**What is expected:**
From the entries below, count the lines with "rote". Write only the count.

Collected data entries:
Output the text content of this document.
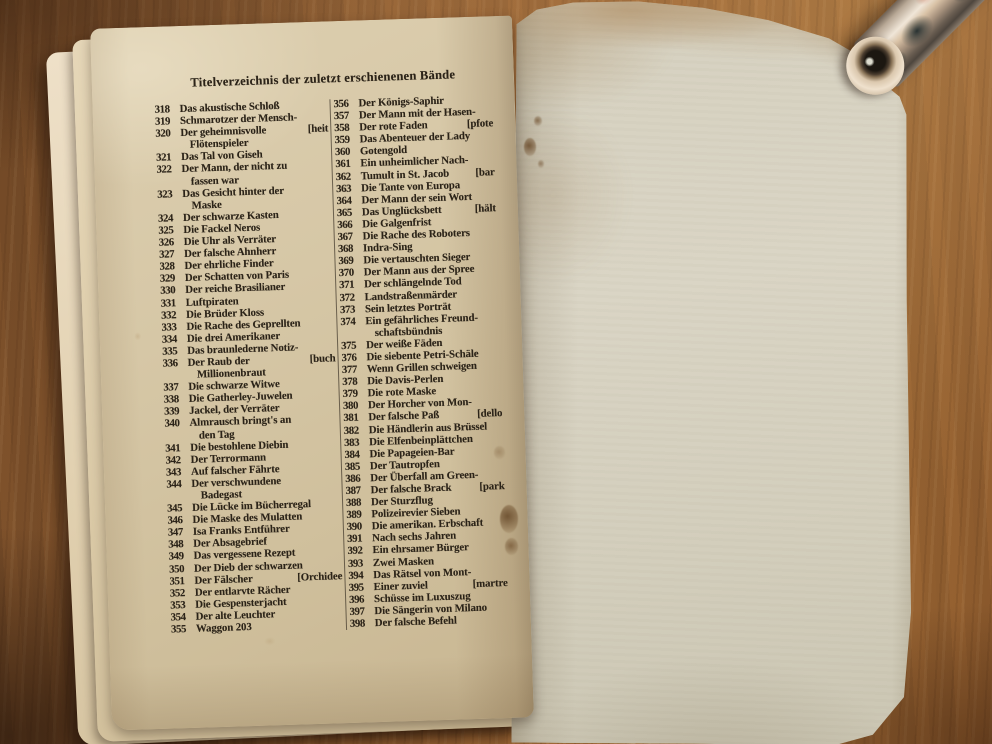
Titelverzeichnis der zuletzt erschienenen Bände
318 Das akustische Schloß
319 Schmarotzer der Mensch-
320 Der geheimnisvolle	[heit
Flötenspieler
321 Das Tal von Giseh
322 Der Mann, der nicht zu
fassen war
323 Das Gesicht hinter der
Maske
324 Der schwarze Kasten
325 Die Fackel Neros
326 Die Uhr als Verräter
327 Der falsche Ahnherr
328 Der ehrliche Finder
329 Der Schatten von Paris
330 Der reiche Brasilianer
331 Luftpiraten
332 Die Brüder Kloss
333 Die Rache des Geprellten
334 Die drei Amerikaner
335 Das braunlederne Notiz-
336 Der Raub der	[buch
Millionenbraut
337 Die schwarze Witwe
338 Die Gatherley-Juwelen
339 Jackel, der Verräter
340 Almrausch bringt's an
den Tag
341 Die bestohlene Diebin
342 Der Terrormann
343 Auf falscher Fährte
344 Der verschwundene
Badegast
345 Die Lücke im Bücherregal
346 Die Maske des Mulatten
347 Isa Franks Entführer
348 Der Absagebrief
349 Das vergessene Rezept
350 Der Dieb der schwarzen
351 Der Fälscher	[Orchidee
352 Der entlarvte Rächer
353 Die Gespensterjacht
354 Der alte Leuchter
355 Waggon 203
356 Der Königs-Saphir
357 Der Mann mit der Hasen-
358 Der rote Faden	[pfote
359 Das Abenteuer der Lady
360 Gotengold
361 Ein unheimlicher Nach-
362 Tumult in St. Jacob	[bar
363 Die Tante von Europa
364 Der Mann der sein Wort
365 Das Unglücksbett	[hält
366 Die Galgenfrist
367 Die Rache des Roboters
368 Indra-Sing
369 Die vertauschten Sieger
370 Der Mann aus der Spree
371 Der schlängelnde Tod
372 Landstraßenmärder
373 Sein letztes Porträt
374 Ein gefährliches Freund-
schaftsbündnis
375 Der weiße Fäden
376 Die siebente Petri-Schäle
377 Wenn Grillen schweigen
378 Die Davis-Perlen
379 Die rote Maske
380 Der Horcher von Mon-
381 Der falsche Paß	[dello
382 Die Händlerin aus Brüssel
383 Die Elfenbeinplättchen
384 Die Papageien-Bar
385 Der Tautropfen
386 Der Überfall am Green-
387 Der falsche Brack	[park
388 Der Sturzflug
389 Polizeirevier Sieben
390 Die amerikan. Erbschaft
391 Nach sechs Jahren
392 Ein ehrsamer Bürger
393 Zwei Masken
394 Das Rätsel von Mont-
395 Einer zuviel	[martre
396 Schüsse im Luxuszug
397 Die Sängerin von Milano
398 Der falsche Befehl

**Written reply:**
2